**Aim**
Print all entries word for word.

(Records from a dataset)

# # # # # # #

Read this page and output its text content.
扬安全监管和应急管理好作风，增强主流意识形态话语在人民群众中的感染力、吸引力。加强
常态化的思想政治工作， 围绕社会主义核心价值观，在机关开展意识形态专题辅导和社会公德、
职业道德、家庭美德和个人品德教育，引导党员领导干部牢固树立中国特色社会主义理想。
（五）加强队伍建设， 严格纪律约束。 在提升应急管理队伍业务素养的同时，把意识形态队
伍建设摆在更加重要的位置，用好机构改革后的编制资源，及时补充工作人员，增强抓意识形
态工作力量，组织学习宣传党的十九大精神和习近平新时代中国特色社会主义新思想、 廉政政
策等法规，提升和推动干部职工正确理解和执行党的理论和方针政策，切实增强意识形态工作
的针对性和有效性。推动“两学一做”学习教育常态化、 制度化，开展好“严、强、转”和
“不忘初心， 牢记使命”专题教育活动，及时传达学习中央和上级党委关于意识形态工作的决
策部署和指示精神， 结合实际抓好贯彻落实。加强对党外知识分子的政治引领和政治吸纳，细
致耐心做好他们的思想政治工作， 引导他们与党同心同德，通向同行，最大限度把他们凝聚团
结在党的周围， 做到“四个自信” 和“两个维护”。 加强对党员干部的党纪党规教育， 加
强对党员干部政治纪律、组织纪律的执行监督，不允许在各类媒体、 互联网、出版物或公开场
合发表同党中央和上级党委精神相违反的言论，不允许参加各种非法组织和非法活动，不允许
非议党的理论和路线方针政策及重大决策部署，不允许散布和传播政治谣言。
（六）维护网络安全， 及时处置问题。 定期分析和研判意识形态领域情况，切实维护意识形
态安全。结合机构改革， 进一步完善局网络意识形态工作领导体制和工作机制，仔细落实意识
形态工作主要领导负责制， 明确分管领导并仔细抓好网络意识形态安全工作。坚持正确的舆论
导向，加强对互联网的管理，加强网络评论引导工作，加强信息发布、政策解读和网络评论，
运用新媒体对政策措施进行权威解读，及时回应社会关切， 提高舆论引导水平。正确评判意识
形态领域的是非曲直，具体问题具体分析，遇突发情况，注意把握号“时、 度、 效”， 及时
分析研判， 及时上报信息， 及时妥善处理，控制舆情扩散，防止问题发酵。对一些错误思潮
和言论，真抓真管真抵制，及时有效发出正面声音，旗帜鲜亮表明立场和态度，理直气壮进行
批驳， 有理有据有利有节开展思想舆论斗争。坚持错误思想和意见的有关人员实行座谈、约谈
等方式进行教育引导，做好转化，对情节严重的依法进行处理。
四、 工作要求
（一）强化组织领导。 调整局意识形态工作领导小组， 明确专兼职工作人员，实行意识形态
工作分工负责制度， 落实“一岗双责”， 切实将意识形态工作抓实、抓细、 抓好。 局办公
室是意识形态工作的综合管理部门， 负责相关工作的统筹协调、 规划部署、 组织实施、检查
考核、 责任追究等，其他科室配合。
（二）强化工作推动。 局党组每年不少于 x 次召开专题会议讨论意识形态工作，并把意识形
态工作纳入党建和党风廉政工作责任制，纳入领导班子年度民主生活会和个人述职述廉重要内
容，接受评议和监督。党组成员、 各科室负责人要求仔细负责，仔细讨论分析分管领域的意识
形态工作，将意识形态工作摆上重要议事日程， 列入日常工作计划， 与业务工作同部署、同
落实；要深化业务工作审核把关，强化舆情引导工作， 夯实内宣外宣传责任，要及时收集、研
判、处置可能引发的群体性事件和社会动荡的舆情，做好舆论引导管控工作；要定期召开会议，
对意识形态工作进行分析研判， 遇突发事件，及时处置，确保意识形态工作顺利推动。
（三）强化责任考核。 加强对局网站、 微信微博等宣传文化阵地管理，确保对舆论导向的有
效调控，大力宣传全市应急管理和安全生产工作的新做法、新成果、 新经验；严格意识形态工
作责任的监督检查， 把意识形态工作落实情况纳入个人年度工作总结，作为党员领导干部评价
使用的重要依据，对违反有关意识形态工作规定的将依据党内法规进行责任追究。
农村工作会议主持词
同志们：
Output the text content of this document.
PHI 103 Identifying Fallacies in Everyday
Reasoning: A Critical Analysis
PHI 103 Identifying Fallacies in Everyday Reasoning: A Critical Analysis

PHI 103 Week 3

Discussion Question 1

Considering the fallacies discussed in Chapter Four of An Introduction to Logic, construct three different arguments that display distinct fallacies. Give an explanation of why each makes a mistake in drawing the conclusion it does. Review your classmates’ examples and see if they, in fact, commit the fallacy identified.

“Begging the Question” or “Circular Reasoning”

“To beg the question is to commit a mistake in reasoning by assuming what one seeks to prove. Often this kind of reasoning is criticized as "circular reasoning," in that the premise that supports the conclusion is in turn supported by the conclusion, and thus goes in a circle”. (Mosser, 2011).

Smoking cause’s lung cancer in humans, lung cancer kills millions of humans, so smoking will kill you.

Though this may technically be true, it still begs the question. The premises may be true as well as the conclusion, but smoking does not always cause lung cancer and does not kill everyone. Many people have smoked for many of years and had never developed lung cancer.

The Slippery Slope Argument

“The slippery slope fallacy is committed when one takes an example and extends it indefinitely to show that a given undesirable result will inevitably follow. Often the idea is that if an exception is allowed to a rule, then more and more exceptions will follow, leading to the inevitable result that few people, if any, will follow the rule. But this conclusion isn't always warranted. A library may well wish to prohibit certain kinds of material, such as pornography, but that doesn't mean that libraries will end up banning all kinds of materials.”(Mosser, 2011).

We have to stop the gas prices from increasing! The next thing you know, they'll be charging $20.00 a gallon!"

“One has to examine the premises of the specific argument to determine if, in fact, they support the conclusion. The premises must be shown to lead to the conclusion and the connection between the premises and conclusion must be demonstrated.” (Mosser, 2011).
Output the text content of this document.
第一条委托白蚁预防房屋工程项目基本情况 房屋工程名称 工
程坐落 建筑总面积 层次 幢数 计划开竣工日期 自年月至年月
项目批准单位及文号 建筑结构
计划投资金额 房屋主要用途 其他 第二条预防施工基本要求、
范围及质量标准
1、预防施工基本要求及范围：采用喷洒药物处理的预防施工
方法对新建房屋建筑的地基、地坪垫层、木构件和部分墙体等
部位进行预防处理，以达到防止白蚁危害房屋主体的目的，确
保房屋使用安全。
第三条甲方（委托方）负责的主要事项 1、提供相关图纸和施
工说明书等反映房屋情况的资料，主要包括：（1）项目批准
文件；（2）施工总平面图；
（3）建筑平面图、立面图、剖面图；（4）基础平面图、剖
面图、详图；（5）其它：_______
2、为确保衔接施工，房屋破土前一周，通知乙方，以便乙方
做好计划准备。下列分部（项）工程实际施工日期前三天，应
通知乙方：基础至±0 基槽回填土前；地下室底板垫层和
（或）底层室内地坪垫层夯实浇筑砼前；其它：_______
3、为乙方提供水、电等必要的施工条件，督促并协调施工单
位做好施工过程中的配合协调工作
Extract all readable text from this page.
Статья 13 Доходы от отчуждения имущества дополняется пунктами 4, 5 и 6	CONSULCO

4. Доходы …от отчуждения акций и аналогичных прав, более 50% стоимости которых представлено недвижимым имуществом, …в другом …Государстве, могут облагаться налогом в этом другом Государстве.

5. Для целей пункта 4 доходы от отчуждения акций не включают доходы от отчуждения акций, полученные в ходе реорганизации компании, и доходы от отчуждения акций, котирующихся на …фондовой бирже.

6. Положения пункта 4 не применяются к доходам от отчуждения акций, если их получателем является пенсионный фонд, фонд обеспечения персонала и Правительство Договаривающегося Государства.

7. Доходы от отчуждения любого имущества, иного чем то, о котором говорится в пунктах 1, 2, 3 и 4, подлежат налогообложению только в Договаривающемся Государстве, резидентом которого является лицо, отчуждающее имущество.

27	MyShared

# # # # # # #

**Solution for this problem**
Read this page and output its text content.
扬安全监管和应急管理好作风，增强主流意识形态话语在人民群众中的感染力、吸引力。加强
常态化的思想政治工作， 围绕社会主义核心价值观，在机关开展意识形态专题辅导和社会公德、
职业道德、家庭美德和个人品德教育，引导党员领导干部牢固树立中国特色社会主义理想。
（五）加强队伍建设， 严格纪律约束。 在提升应急管理队伍业务素养的同时，把意识形态队
伍建设摆在更加重要的位置，用好机构改革后的编制资源，及时补充工作人员，增强抓意识形
态工作力量，组织学习宣传党的十九大精神和习近平新时代中国特色社会主义新思想、 廉政政
策等法规，提升和推动干部职工正确理解和执行党的理论和方针政策，切实增强意识形态工作
的针对性和有效性。推动“两学一做”学习教育常态化、 制度化，开展好“严、强、转”和
“不忘初心， 牢记使命”专题教育活动，及时传达学习中央和上级党委关于意识形态工作的决
策部署和指示精神， 结合实际抓好贯彻落实。加强对党外知识分子的政治引领和政治吸纳，细
致耐心做好他们的思想政治工作， 引导他们与党同心同德，通向同行，最大限度把他们凝聚团
结在党的周围， 做到“四个自信” 和“两个维护”。 加强对党员干部的党纪党规教育， 加
强对党员干部政治纪律、组织纪律的执行监督，不允许在各类媒体、 互联网、出版物或公开场
合发表同党中央和上级党委精神相违反的言论，不允许参加各种非法组织和非法活动，不允许
非议党的理论和路线方针政策及重大决策部署，不允许散布和传播政治谣言。
（六）维护网络安全， 及时处置问题。 定期分析和研判意识形态领域情况，切实维护意识形
态安全。结合机构改革， 进一步完善局网络意识形态工作领导体制和工作机制，仔细落实意识
形态工作主要领导负责制， 明确分管领导并仔细抓好网络意识形态安全工作。坚持正确的舆论
导向，加强对互联网的管理，加强网络评论引导工作，加强信息发布、政策解读和网络评论，
运用新媒体对政策措施进行权威解读，及时回应社会关切， 提高舆论引导水平。正确评判意识
形态领域的是非曲直，具体问题具体分析，遇突发情况，注意把握号“时、 度、 效”， 及时
分析研判， 及时上报信息， 及时妥善处理，控制舆情扩散，防止问题发酵。对一些错误思潮
和言论，真抓真管真抵制，及时有效发出正面声音，旗帜鲜亮表明立场和态度，理直气壮进行
批驳， 有理有据有利有节开展思想舆论斗争。坚持错误思想和意见的有关人员实行座谈、约谈
等方式进行教育引导，做好转化，对情节严重的依法进行处理。
四、 工作要求
（一）强化组织领导。 调整局意识形态工作领导小组， 明确专兼职工作人员，实行意识形态
工作分工负责制度， 落实“一岗双责”， 切实将意识形态工作抓实、抓细、 抓好。 局办公
室是意识形态工作的综合管理部门， 负责相关工作的统筹协调、 规划部署、 组织实施、检查
考核、 责任追究等，其他科室配合。
（二）强化工作推动。 局党组每年不少于 x 次召开专题会议讨论意识形态工作，并把意识形
态工作纳入党建和党风廉政工作责任制，纳入领导班子年度民主生活会和个人述职述廉重要内
容，接受评议和监督。党组成员、 各科室负责人要求仔细负责，仔细讨论分析分管领域的意识
形态工作，将意识形态工作摆上重要议事日程， 列入日常工作计划， 与业务工作同部署、同
落实；要深化业务工作审核把关，强化舆情引导工作， 夯实内宣外宣传责任，要及时收集、研
判、处置可能引发的群体性事件和社会动荡的舆情，做好舆论引导管控工作；要定期召开会议，
对意识形态工作进行分析研判， 遇突发事件，及时处置，确保意识形态工作顺利推动。
（三）强化责任考核。 加强对局网站、 微信微博等宣传文化阵地管理，确保对舆论导向的有
效调控，大力宣传全市应急管理和安全生产工作的新做法、新成果、 新经验；严格意识形态工
作责任的监督检查， 把意识形态工作落实情况纳入个人年度工作总结，作为党员领导干部评价
使用的重要依据，对违反有关意识形态工作规定的将依据党内法规进行责任追究。
农村工作会议主持词
同志们：
Output the text content of this document.
PHI 103 Identifying Fallacies in Everyday
Reasoning: A Critical Analysis
PHI 103 Identifying Fallacies in Everyday Reasoning: A Critical Analysis

PHI 103 Week 3

Discussion Question 1

Considering the fallacies discussed in Chapter Four of An Introduction to Logic, construct three different arguments that display distinct fallacies. Give an explanation of why each makes a mistake in drawing the conclusion it does. Review your classmates’ examples and see if they, in fact, commit the fallacy identified.

“Begging the Question” or “Circular Reasoning”

“To beg the question is to commit a mistake in reasoning by assuming what one seeks to prove. Often this kind of reasoning is criticized as "circular reasoning," in that the premise that supports the conclusion is in turn supported by the conclusion, and thus goes in a circle”. (Mosser, 2011).

Smoking cause’s lung cancer in humans, lung cancer kills millions of humans, so smoking will kill you.

Though this may technically be true, it still begs the question. The premises may be true as well as the conclusion, but smoking does not always cause lung cancer and does not kill everyone. Many people have smoked for many of years and had never developed lung cancer.

The Slippery Slope Argument

“The slippery slope fallacy is committed when one takes an example and extends it indefinitely to show that a given undesirable result will inevitably follow. Often the idea is that if an exception is allowed to a rule, then more and more exceptions will follow, leading to the inevitable result that few people, if any, will follow the rule. But this conclusion isn't always warranted. A library may well wish to prohibit certain kinds of material, such as pornography, but that doesn't mean that libraries will end up banning all kinds of materials.”(Mosser, 2011).

We have to stop the gas prices from increasing! The next thing you know, they'll be charging $20.00 a gallon!"

“One has to examine the premises of the specific argument to determine if, in fact, they support the conclusion. The premises must be shown to lead to the conclusion and the connection between the premises and conclusion must be demonstrated.” (Mosser, 2011).
Output the text content of this document.
第一条委托白蚁预防房屋工程项目基本情况 房屋工程名称 工
程坐落 建筑总面积 层次 幢数 计划开竣工日期 自年月至年月
项目批准单位及文号 建筑结构
计划投资金额 房屋主要用途 其他 第二条预防施工基本要求、
范围及质量标准
1、预防施工基本要求及范围：采用喷洒药物处理的预防施工
方法对新建房屋建筑的地基、地坪垫层、木构件和部分墙体等
部位进行预防处理，以达到防止白蚁危害房屋主体的目的，确
保房屋使用安全。
第三条甲方（委托方）负责的主要事项 1、提供相关图纸和施
工说明书等反映房屋情况的资料，主要包括：（1）项目批准
文件；（2）施工总平面图；
（3）建筑平面图、立面图、剖面图；（4）基础平面图、剖
面图、详图；（5）其它：_______
2、为确保衔接施工，房屋破土前一周，通知乙方，以便乙方
做好计划准备。下列分部（项）工程实际施工日期前三天，应
通知乙方：基础至±0 基槽回填土前；地下室底板垫层和
（或）底层室内地坪垫层夯实浇筑砼前；其它：_______
3、为乙方提供水、电等必要的施工条件，督促并协调施工单
位做好施工过程中的配合协调工作
Extract all readable text from this page.
Статья 13 Доходы от отчуждения имущества дополняется пунктами 4, 5 и 6	CONSULCO

4. Доходы …от отчуждения акций и аналогичных прав, более 50% стоимости которых представлено недвижимым имуществом, …в другом …Государстве, могут облагаться налогом в этом другом Государстве.

5. Для целей пункта 4 доходы от отчуждения акций не включают доходы от отчуждения акций, полученные в ходе реорганизации компании, и доходы от отчуждения акций, котирующихся на …фондовой бирже.

6. Положения пункта 4 не применяются к доходам от отчуждения акций, если их получателем является пенсионный фонд, фонд обеспечения персонала и Правительство Договаривающегося Государства.

7. Доходы от отчуждения любого имущества, иного чем то, о котором говорится в пунктах 1, 2, 3 и 4, подлежат налогообложению только в Договаривающемся Государстве, резидентом которого является лицо, отчуждающее имущество.

27	MyShared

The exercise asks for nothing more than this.